:: DATA SHOWN
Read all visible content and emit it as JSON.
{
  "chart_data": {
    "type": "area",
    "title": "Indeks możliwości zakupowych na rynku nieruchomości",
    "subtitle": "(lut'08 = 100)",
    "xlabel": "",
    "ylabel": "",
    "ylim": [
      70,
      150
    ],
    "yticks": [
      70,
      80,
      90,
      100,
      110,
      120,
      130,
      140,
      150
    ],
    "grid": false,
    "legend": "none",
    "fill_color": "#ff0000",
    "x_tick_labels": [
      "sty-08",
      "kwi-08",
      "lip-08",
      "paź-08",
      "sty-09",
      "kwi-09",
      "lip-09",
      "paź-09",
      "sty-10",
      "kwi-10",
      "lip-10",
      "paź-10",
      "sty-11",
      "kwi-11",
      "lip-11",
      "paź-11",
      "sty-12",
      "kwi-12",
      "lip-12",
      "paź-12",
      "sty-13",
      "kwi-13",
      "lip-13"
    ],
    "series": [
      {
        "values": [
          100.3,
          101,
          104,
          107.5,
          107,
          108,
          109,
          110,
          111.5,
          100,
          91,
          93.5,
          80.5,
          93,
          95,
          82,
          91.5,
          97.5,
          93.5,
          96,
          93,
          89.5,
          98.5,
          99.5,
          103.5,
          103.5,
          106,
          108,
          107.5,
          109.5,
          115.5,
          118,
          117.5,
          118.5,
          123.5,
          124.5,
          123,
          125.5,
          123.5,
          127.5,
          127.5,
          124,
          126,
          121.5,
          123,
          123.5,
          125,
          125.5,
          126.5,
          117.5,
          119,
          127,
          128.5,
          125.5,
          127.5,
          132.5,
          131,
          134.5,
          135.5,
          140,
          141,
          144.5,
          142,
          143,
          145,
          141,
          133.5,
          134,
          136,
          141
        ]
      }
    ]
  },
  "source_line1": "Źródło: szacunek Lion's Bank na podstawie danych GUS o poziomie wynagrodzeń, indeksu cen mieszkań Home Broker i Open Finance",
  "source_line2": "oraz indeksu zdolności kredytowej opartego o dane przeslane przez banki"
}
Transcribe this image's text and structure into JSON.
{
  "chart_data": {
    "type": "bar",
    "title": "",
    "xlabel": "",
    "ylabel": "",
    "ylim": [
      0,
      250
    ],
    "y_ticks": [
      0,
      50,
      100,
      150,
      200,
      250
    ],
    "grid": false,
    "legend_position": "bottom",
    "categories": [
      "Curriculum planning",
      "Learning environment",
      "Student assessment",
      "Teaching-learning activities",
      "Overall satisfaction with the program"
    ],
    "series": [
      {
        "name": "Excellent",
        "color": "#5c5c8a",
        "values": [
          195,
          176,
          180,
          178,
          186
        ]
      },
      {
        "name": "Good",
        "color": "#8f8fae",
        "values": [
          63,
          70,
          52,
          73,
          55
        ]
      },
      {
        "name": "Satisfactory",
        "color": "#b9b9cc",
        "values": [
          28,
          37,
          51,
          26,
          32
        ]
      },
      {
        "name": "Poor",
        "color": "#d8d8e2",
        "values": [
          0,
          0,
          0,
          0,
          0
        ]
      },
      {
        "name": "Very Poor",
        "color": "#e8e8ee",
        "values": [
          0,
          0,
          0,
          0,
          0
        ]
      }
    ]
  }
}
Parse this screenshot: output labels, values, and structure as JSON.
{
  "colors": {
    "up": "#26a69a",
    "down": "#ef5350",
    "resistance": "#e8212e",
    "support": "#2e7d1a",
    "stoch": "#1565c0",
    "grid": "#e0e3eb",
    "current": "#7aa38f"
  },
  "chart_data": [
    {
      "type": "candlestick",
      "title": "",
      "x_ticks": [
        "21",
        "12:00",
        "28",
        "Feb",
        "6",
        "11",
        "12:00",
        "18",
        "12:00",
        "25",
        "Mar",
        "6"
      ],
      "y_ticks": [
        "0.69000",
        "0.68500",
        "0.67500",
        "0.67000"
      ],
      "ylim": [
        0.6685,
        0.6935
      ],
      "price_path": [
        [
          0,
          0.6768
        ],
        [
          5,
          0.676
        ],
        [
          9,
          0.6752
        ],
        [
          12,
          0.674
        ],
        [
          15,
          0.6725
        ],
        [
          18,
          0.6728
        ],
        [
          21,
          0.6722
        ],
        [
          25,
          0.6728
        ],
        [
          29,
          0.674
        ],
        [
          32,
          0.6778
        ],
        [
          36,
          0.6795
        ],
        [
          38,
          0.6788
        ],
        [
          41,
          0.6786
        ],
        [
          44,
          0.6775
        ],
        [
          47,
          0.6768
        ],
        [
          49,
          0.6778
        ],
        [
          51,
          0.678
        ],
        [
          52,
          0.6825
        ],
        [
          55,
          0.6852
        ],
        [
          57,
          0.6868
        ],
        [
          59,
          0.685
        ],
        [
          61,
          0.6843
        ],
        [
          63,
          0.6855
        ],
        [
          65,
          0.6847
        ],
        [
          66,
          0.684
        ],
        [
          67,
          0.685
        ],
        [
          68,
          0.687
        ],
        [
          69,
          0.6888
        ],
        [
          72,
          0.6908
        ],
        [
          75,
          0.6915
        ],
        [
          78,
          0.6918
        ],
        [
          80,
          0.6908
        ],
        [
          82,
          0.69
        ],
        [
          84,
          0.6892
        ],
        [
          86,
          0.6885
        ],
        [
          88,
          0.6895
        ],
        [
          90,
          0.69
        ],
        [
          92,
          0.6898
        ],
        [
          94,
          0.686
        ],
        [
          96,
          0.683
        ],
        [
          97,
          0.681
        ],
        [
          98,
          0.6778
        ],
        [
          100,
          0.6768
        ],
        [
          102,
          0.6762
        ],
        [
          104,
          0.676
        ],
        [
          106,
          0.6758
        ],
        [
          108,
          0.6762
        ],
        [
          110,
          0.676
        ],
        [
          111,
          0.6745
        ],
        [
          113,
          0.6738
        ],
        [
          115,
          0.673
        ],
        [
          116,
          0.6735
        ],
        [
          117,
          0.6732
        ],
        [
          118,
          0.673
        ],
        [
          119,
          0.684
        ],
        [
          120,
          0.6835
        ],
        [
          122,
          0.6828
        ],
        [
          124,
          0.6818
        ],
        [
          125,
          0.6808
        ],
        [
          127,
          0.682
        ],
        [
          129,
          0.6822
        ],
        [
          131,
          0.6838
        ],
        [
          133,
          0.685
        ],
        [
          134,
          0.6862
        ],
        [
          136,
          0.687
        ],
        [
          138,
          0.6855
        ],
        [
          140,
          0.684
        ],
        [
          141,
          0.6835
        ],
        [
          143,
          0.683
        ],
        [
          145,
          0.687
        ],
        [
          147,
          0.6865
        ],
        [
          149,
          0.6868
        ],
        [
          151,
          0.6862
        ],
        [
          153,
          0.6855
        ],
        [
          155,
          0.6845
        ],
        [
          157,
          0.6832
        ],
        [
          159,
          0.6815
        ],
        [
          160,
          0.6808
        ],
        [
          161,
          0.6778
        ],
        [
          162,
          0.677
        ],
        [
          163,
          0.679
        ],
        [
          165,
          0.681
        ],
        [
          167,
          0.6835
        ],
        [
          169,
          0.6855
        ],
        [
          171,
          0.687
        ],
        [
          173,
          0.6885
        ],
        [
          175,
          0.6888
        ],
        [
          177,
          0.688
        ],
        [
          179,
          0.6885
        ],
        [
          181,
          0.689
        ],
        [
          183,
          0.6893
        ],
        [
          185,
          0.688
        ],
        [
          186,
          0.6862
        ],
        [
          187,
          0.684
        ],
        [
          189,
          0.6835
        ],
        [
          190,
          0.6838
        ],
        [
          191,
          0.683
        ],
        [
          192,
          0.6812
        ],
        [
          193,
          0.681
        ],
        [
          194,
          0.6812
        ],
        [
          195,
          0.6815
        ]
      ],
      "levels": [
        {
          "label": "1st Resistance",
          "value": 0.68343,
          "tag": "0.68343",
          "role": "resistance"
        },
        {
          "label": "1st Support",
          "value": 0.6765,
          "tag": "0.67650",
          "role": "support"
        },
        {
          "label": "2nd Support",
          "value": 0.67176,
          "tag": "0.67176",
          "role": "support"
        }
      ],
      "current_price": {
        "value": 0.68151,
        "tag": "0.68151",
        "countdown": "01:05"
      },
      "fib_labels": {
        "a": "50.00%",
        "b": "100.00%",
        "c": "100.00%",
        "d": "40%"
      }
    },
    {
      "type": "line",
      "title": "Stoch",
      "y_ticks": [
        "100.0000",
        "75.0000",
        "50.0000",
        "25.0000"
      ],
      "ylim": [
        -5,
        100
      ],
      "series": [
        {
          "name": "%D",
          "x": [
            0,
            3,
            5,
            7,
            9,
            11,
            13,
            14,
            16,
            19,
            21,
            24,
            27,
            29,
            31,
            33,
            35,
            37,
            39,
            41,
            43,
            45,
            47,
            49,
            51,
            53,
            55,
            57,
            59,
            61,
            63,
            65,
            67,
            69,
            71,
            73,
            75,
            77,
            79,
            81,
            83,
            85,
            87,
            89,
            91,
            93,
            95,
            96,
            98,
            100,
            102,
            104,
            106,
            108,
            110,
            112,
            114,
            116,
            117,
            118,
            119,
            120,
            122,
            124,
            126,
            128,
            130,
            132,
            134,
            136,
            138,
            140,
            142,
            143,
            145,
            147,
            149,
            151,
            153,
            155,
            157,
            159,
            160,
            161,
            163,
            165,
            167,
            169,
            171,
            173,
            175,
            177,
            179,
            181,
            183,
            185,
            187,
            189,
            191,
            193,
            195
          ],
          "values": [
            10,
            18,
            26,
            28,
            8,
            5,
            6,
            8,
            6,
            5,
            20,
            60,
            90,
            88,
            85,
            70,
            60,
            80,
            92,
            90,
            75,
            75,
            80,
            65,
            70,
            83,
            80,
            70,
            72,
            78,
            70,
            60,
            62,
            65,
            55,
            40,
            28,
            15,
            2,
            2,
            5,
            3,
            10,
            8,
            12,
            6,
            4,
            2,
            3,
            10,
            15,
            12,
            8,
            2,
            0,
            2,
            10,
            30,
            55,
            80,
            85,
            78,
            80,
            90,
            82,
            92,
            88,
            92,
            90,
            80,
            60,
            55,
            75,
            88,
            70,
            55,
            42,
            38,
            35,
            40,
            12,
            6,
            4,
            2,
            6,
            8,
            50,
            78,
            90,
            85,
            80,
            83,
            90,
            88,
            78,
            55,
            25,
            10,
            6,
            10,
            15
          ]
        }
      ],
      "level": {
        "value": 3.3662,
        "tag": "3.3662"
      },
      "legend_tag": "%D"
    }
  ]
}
::::
> [SHORT TASK]:
Find how many lines hold the string "indeksu", and state that number alone.

> [TASK RESPONSE]:
2